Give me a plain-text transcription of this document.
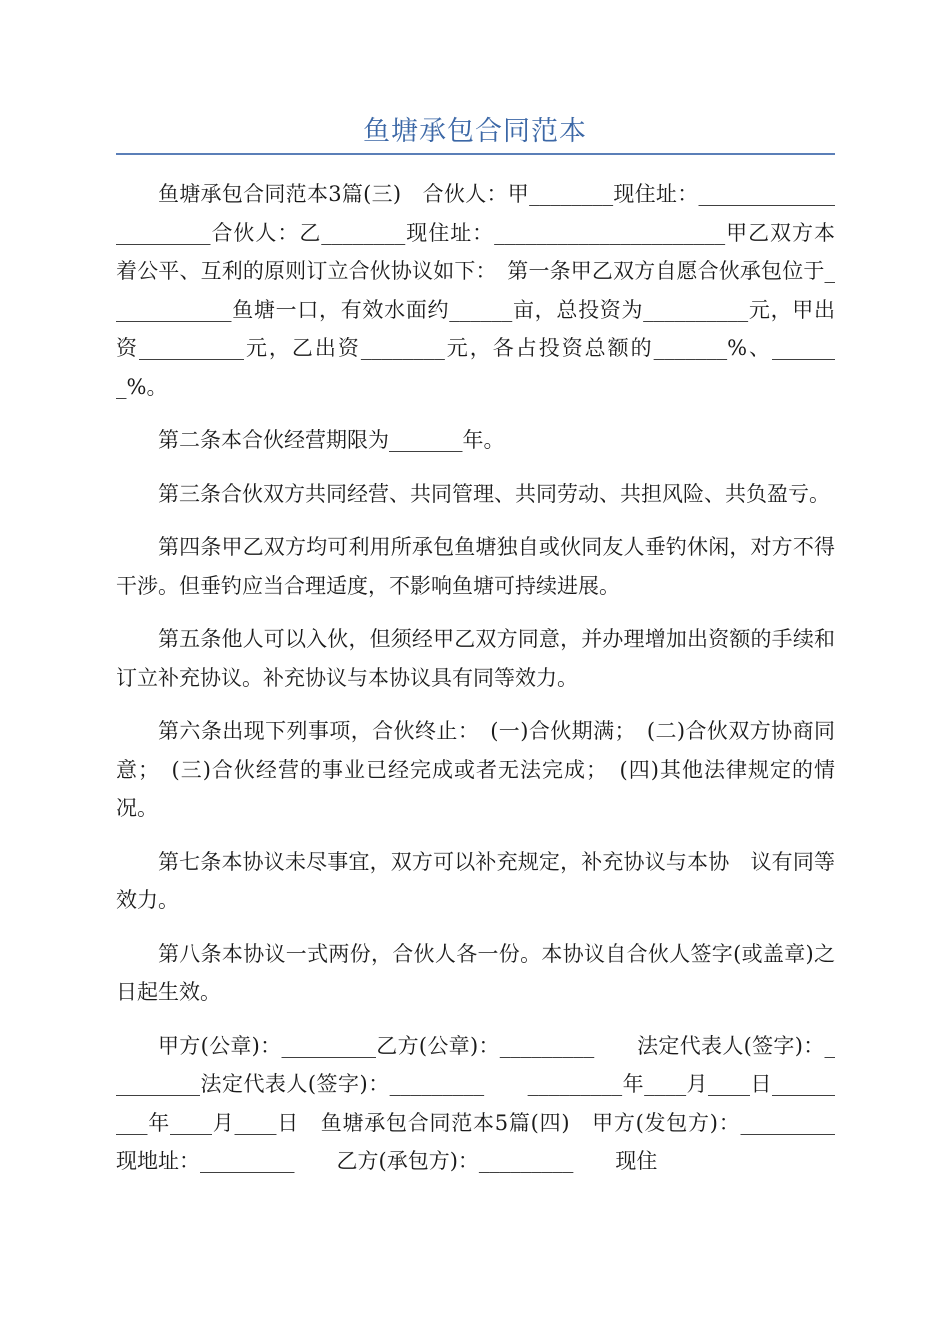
鱼塘承包合同范本

鱼塘承包合同范本3篇(三)　合伙人：甲________现住址：______________________合伙人：乙________现住址：______________________甲乙双方本着公平、互利的原则订立合伙协议如下：　第一条甲乙双方自愿合伙承包位于____________鱼塘一口，有效水面约______亩，总投资为__________元，甲出资__________元，乙出资________元，各占投资总额的_______%、_______%。

第二条本合伙经营期限为_______年。

第三条合伙双方共同经营、共同管理、共同劳动、共担风险、共负盈亏。

第四条甲乙双方均可利用所承包鱼塘独自或伙同友人垂钓休闲，对方不得干涉。但垂钓应当合理适度，不影响鱼塘可持续进展。

第五条他人可以入伙，但须经甲乙双方同意，并办理增加出资额的手续和订立补充协议。补充协议与本协议具有同等效力。

第六条出现下列事项，合伙终止：　(一)合伙期满；　(二)合伙双方协商同意；　(三)合伙经营的事业已经完成或者无法完成；　(四)其他法律规定的情况。

第七条本协议未尽事宜，双方可以补充规定，补充协议与本协　议有同等效力。

第八条本协议一式两份，合伙人各一份。本协议自合伙人签字(或盖章)之日起生效。

甲方(公章)：_________乙方(公章)：_________　　法定代表人(签字)：_________法定代表人(签字)：_________　　_________年____月____日_________年____月____日　鱼塘承包合同范本5篇(四)　甲方(发包方)：_________　　现地址：_________　　乙方(承包方)：_________　　现住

[Challenge] Your copy should repeat each entry above exactly but contain no pictures.

[Written reply]
Give me a plain-text transcription of this document.
鱼塘承包合同范本

鱼塘承包合同范本3篇(三)　合伙人：甲________现住址：______________________合伙人：乙________现住址：______________________甲乙双方本着公平、互利的原则订立合伙协议如下：　第一条甲乙双方自愿合伙承包位于____________鱼塘一口，有效水面约______亩，总投资为__________元，甲出资__________元，乙出资________元，各占投资总额的_______%、_______%。

第二条本合伙经营期限为_______年。

第三条合伙双方共同经营、共同管理、共同劳动、共担风险、共负盈亏。

第四条甲乙双方均可利用所承包鱼塘独自或伙同友人垂钓休闲，对方不得干涉。但垂钓应当合理适度，不影响鱼塘可持续进展。

第五条他人可以入伙，但须经甲乙双方同意，并办理增加出资额的手续和订立补充协议。补充协议与本协议具有同等效力。

第六条出现下列事项，合伙终止：　(一)合伙期满；　(二)合伙双方协商同意；　(三)合伙经营的事业已经完成或者无法完成；　(四)其他法律规定的情况。

第七条本协议未尽事宜，双方可以补充规定，补充协议与本协　议有同等效力。

第八条本协议一式两份，合伙人各一份。本协议自合伙人签字(或盖章)之日起生效。

甲方(公章)：_________乙方(公章)：_________　　法定代表人(签字)：_________法定代表人(签字)：_________　　_________年____月____日_________年____月____日　鱼塘承包合同范本5篇(四)　甲方(发包方)：_________　　现地址：_________　　乙方(承包方)：_________　　现住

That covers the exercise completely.